** Begin Material to process **

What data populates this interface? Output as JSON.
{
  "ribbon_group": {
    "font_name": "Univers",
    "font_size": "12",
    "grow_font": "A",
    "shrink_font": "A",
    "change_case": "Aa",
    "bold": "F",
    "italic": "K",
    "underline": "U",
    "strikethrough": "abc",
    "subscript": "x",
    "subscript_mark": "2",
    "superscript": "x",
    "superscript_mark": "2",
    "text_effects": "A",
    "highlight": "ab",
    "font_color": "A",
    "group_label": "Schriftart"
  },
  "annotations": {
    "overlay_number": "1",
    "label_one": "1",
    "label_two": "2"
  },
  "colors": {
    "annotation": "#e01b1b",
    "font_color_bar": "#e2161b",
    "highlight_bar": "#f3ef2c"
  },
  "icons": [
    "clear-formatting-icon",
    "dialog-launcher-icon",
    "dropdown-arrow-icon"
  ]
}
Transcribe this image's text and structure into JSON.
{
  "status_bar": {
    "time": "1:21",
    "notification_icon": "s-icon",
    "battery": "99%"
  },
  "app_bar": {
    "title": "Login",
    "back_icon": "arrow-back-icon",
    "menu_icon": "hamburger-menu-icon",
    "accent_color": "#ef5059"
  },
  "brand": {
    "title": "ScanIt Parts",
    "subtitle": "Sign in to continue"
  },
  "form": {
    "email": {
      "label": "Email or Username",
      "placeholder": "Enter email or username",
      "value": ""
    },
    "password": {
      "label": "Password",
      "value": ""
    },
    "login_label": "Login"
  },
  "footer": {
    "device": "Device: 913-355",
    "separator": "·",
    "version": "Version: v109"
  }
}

** End Material to process **

» **Task to carry out**
Would you reproduce the material above in full, exactly as given?

» **Exercise solution**
What data populates this interface? Output as JSON.
{
  "ribbon_group": {
    "font_name": "Univers",
    "font_size": "12",
    "grow_font": "A",
    "shrink_font": "A",
    "change_case": "Aa",
    "bold": "F",
    "italic": "K",
    "underline": "U",
    "strikethrough": "abc",
    "subscript": "x",
    "subscript_mark": "2",
    "superscript": "x",
    "superscript_mark": "2",
    "text_effects": "A",
    "highlight": "ab",
    "font_color": "A",
    "group_label": "Schriftart"
  },
  "annotations": {
    "overlay_number": "1",
    "label_one": "1",
    "label_two": "2"
  },
  "colors": {
    "annotation": "#e01b1b",
    "font_color_bar": "#e2161b",
    "highlight_bar": "#f3ef2c"
  },
  "icons": [
    "clear-formatting-icon",
    "dialog-launcher-icon",
    "dropdown-arrow-icon"
  ]
}
Transcribe this image's text and structure into JSON.
{
  "status_bar": {
    "time": "1:21",
    "notification_icon": "s-icon",
    "battery": "99%"
  },
  "app_bar": {
    "title": "Login",
    "back_icon": "arrow-back-icon",
    "menu_icon": "hamburger-menu-icon",
    "accent_color": "#ef5059"
  },
  "brand": {
    "title": "ScanIt Parts",
    "subtitle": "Sign in to continue"
  },
  "form": {
    "email": {
      "label": "Email or Username",
      "placeholder": "Enter email or username",
      "value": ""
    },
    "password": {
      "label": "Password",
      "value": ""
    },
    "login_label": "Login"
  },
  "footer": {
    "device": "Device: 913-355",
    "separator": "·",
    "version": "Version: v109"
  }
}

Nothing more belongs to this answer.